--- begin ---
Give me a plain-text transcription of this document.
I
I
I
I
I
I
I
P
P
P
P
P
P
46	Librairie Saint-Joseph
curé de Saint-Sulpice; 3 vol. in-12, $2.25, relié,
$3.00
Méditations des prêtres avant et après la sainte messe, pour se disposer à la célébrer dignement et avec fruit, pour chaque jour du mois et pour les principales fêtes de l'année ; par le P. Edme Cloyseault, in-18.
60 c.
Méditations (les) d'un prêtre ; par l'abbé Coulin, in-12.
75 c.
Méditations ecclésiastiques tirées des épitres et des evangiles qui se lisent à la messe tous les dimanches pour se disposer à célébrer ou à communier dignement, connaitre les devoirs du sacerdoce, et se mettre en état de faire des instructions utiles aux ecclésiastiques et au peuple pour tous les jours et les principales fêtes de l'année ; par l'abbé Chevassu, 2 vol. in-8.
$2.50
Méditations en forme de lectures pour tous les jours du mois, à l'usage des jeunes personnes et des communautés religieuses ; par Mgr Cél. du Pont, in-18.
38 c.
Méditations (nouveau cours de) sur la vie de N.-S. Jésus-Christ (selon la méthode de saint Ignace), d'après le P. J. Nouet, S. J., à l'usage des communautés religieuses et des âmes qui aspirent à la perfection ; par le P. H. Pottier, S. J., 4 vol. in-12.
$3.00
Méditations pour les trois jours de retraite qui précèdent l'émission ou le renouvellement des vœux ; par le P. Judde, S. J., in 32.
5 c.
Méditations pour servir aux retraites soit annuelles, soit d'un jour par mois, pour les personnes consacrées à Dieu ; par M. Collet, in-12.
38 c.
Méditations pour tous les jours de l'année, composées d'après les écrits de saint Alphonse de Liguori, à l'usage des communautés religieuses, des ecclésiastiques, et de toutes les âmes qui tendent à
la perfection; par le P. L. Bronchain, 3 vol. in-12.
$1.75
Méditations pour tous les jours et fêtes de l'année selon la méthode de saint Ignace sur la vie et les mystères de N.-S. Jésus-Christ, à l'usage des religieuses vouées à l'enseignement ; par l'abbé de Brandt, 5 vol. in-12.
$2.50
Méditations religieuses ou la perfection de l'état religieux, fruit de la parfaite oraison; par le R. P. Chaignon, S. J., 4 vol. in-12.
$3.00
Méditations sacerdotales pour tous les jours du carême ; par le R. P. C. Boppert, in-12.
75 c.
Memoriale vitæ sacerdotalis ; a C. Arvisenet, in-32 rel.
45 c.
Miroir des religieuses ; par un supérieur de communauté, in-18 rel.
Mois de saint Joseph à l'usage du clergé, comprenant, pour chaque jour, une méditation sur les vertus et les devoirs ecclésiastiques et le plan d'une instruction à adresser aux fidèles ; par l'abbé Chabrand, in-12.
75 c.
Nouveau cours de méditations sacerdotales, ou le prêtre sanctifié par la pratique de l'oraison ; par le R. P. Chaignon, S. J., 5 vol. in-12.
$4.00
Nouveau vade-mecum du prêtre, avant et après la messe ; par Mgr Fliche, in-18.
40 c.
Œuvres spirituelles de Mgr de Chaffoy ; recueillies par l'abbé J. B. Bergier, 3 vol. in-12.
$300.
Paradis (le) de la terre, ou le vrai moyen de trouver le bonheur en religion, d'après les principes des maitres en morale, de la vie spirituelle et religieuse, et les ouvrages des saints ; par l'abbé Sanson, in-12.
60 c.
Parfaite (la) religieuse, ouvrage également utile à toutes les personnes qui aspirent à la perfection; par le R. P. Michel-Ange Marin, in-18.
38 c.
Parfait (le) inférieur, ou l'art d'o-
--- end ---
[EXERCISE] Extract the whole listing, character for character.

[TASK RESULT]
Give me a plain-text transcription of this document.
I
I
I
I
I
I
I
P
P
P
P
P
P
46	Librairie Saint-Joseph
curé de Saint-Sulpice; 3 vol. in-12, $2.25, relié,
$3.00
Méditations des prêtres avant et après la sainte messe, pour se disposer à la célébrer dignement et avec fruit, pour chaque jour du mois et pour les principales fêtes de l'année ; par le P. Edme Cloyseault, in-18.
60 c.
Méditations (les) d'un prêtre ; par l'abbé Coulin, in-12.
75 c.
Méditations ecclésiastiques tirées des épitres et des evangiles qui se lisent à la messe tous les dimanches pour se disposer à célébrer ou à communier dignement, connaitre les devoirs du sacerdoce, et se mettre en état de faire des instructions utiles aux ecclésiastiques et au peuple pour tous les jours et les principales fêtes de l'année ; par l'abbé Chevassu, 2 vol. in-8.
$2.50
Méditations en forme de lectures pour tous les jours du mois, à l'usage des jeunes personnes et des communautés religieuses ; par Mgr Cél. du Pont, in-18.
38 c.
Méditations (nouveau cours de) sur la vie de N.-S. Jésus-Christ (selon la méthode de saint Ignace), d'après le P. J. Nouet, S. J., à l'usage des communautés religieuses et des âmes qui aspirent à la perfection ; par le P. H. Pottier, S. J., 4 vol. in-12.
$3.00
Méditations pour les trois jours de retraite qui précèdent l'émission ou le renouvellement des vœux ; par le P. Judde, S. J., in 32.
5 c.
Méditations pour servir aux retraites soit annuelles, soit d'un jour par mois, pour les personnes consacrées à Dieu ; par M. Collet, in-12.
38 c.
Méditations pour tous les jours de l'année, composées d'après les écrits de saint Alphonse de Liguori, à l'usage des communautés religieuses, des ecclésiastiques, et de toutes les âmes qui tendent à
la perfection; par le P. L. Bronchain, 3 vol. in-12.
$1.75
Méditations pour tous les jours et fêtes de l'année selon la méthode de saint Ignace sur la vie et les mystères de N.-S. Jésus-Christ, à l'usage des religieuses vouées à l'enseignement ; par l'abbé de Brandt, 5 vol. in-12.
$2.50
Méditations religieuses ou la perfection de l'état religieux, fruit de la parfaite oraison; par le R. P. Chaignon, S. J., 4 vol. in-12.
$3.00
Méditations sacerdotales pour tous les jours du carême ; par le R. P. C. Boppert, in-12.
75 c.
Memoriale vitæ sacerdotalis ; a C. Arvisenet, in-32 rel.
45 c.
Miroir des religieuses ; par un supérieur de communauté, in-18 rel.
Mois de saint Joseph à l'usage du clergé, comprenant, pour chaque jour, une méditation sur les vertus et les devoirs ecclésiastiques et le plan d'une instruction à adresser aux fidèles ; par l'abbé Chabrand, in-12.
75 c.
Nouveau cours de méditations sacerdotales, ou le prêtre sanctifié par la pratique de l'oraison ; par le R. P. Chaignon, S. J., 5 vol. in-12.
$4.00
Nouveau vade-mecum du prêtre, avant et après la messe ; par Mgr Fliche, in-18.
40 c.
Œuvres spirituelles de Mgr de Chaffoy ; recueillies par l'abbé J. B. Bergier, 3 vol. in-12.
$300.
Paradis (le) de la terre, ou le vrai moyen de trouver le bonheur en religion, d'après les principes des maitres en morale, de la vie spirituelle et religieuse, et les ouvrages des saints ; par l'abbé Sanson, in-12.
60 c.
Parfaite (la) religieuse, ouvrage également utile à toutes les personnes qui aspirent à la perfection; par le R. P. Michel-Ange Marin, in-18.
38 c.
Parfait (le) inférieur, ou l'art d'o-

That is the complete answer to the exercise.